## Problem description:
Tally the lines of the data that include the word "казенными" and state the total, nothing else.

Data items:
* BEGIN *

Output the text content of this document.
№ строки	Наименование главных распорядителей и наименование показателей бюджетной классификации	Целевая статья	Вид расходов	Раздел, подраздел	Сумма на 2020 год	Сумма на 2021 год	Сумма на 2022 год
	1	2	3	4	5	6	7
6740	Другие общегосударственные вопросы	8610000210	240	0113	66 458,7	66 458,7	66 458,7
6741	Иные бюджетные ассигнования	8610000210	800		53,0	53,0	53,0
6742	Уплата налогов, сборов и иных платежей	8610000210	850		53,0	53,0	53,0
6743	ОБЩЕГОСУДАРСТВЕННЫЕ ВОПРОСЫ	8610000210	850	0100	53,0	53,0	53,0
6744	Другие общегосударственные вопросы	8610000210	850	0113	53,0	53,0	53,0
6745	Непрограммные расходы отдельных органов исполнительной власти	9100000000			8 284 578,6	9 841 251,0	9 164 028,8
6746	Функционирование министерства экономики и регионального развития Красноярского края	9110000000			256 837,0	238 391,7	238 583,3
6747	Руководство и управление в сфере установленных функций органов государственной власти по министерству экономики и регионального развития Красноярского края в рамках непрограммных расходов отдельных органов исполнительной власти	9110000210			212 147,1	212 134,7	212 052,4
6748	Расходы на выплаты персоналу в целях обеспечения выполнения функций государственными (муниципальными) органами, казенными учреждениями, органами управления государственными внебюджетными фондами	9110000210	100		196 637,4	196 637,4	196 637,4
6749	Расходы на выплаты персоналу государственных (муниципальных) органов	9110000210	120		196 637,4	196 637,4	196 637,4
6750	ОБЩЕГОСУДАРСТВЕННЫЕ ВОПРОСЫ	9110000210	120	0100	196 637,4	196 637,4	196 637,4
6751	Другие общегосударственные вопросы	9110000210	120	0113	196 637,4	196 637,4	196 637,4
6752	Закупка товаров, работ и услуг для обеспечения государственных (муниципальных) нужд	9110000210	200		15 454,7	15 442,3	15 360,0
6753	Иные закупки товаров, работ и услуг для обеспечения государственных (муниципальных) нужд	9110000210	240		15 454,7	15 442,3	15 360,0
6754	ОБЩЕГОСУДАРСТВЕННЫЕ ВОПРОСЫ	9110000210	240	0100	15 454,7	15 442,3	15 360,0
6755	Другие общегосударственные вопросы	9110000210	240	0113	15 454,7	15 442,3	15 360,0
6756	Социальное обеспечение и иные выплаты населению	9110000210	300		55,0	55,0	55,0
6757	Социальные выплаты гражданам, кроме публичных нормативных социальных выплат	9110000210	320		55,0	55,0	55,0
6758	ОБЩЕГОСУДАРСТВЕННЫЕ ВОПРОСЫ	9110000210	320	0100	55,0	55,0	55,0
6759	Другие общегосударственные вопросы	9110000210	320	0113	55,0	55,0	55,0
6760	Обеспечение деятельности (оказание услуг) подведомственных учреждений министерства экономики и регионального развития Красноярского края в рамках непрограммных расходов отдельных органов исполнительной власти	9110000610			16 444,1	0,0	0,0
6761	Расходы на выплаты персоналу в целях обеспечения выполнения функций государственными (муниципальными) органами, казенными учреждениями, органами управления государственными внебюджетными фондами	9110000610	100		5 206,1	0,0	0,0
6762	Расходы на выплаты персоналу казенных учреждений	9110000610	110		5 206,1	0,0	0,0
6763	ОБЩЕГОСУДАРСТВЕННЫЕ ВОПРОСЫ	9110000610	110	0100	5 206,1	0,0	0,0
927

* END *
* BEGIN *

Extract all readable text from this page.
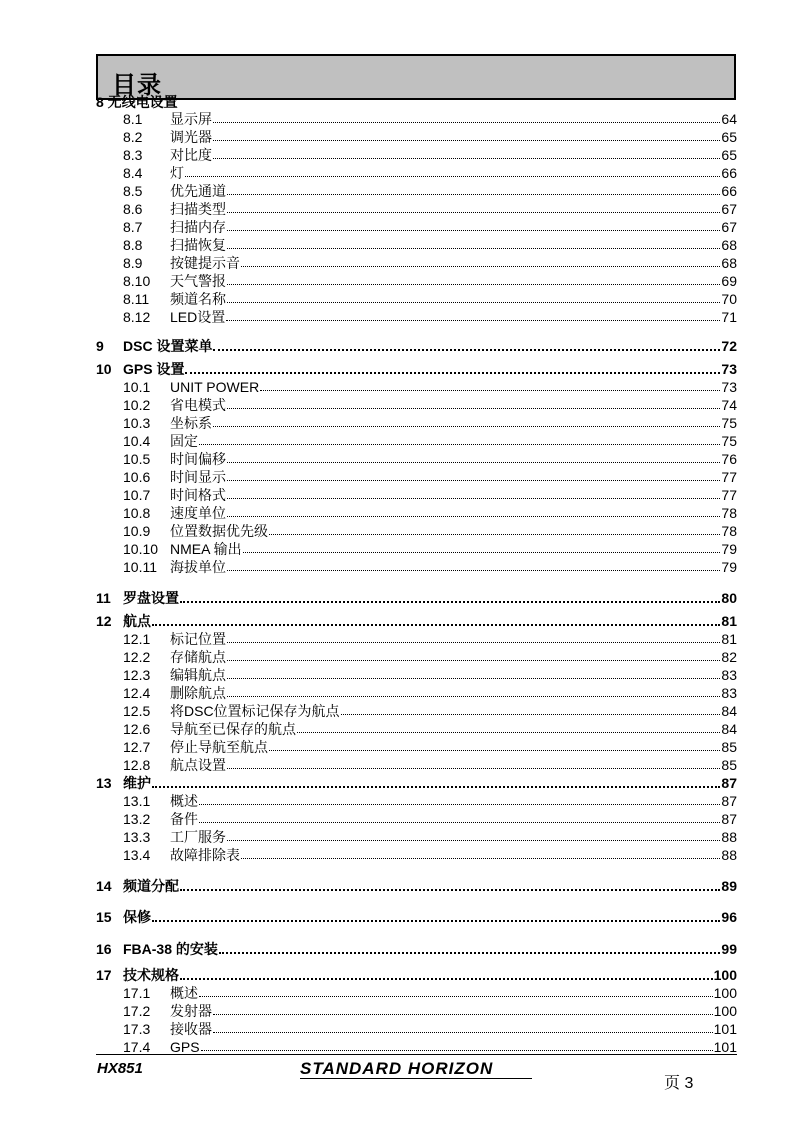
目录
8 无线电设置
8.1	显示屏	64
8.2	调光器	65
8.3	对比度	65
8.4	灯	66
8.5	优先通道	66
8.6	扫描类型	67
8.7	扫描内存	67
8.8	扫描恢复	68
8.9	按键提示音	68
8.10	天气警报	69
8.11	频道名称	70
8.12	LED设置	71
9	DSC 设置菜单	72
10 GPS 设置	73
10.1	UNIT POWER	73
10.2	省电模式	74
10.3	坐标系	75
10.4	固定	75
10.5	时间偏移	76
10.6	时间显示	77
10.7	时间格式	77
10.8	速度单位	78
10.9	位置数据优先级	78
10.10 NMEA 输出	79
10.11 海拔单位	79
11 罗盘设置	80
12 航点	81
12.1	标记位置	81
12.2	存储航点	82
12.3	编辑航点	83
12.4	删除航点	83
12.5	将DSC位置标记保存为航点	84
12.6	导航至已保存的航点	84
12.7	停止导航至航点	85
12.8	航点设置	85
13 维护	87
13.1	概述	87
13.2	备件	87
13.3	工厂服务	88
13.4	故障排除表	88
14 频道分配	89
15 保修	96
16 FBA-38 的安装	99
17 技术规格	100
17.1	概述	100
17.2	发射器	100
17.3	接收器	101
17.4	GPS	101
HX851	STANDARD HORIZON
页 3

* END *

## The result:
2